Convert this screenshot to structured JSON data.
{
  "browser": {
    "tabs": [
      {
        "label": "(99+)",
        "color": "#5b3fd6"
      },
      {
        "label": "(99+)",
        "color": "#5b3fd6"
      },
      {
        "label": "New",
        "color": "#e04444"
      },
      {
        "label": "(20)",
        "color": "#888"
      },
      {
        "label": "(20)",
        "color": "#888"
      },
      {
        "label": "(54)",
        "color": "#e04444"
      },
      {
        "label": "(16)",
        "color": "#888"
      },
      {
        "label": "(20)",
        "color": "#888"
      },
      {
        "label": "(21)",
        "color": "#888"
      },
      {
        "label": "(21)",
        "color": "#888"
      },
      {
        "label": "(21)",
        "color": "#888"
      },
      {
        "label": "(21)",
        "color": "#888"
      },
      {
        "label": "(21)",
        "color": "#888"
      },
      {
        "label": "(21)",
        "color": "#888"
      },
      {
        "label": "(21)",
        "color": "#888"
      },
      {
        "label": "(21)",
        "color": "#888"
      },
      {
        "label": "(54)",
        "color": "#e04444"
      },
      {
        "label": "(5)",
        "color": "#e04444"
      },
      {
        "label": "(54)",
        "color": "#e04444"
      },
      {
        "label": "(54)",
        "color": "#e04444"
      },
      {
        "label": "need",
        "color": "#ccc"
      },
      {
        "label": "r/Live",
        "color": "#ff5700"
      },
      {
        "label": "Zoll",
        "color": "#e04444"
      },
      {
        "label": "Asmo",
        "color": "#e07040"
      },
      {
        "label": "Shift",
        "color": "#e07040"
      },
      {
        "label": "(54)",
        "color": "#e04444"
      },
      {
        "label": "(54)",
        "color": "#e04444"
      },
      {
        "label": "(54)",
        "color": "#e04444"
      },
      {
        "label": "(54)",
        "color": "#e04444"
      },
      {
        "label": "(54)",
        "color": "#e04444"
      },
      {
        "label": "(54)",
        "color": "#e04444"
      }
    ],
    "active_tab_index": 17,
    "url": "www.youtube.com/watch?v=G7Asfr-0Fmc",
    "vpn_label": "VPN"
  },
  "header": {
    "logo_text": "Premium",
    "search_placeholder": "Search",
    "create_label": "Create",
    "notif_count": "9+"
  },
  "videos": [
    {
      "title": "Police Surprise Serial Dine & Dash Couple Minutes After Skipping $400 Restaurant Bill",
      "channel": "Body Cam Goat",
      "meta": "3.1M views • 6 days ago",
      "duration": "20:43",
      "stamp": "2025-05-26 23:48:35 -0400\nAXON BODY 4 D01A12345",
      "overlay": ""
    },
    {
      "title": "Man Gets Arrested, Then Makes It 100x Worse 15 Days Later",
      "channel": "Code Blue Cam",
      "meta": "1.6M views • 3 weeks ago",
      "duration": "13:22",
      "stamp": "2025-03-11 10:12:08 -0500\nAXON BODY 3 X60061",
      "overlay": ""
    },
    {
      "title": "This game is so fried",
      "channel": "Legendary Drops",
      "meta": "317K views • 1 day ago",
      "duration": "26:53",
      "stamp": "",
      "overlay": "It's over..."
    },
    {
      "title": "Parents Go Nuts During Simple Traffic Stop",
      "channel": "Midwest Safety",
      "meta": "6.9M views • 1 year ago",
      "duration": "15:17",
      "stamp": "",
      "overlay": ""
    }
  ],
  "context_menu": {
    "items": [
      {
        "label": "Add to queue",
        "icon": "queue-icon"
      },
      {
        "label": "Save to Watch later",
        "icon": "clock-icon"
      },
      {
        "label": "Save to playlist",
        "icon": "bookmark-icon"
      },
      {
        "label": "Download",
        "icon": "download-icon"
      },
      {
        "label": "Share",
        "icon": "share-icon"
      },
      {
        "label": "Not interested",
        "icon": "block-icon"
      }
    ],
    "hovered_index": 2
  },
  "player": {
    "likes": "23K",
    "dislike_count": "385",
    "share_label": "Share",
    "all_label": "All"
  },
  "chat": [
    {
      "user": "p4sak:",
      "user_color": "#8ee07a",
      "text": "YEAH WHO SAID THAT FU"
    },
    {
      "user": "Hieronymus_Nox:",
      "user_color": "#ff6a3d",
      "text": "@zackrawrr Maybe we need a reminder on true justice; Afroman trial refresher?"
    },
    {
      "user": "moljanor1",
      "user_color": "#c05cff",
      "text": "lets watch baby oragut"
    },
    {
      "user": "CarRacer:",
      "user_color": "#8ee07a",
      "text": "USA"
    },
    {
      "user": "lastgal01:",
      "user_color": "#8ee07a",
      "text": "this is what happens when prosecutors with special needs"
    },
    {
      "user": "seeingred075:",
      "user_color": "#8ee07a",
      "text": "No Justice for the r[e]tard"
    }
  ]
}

•••

**Goal:** Extract every line of the records above that contains the word "views".

**Complete answer:**
      "meta": "3.1M views • 6 days ago",
      "meta": "1.6M views • 3 weeks ago",
      "meta": "317K views • 1 day ago",
      "meta": "6.9M views • 1 year ago",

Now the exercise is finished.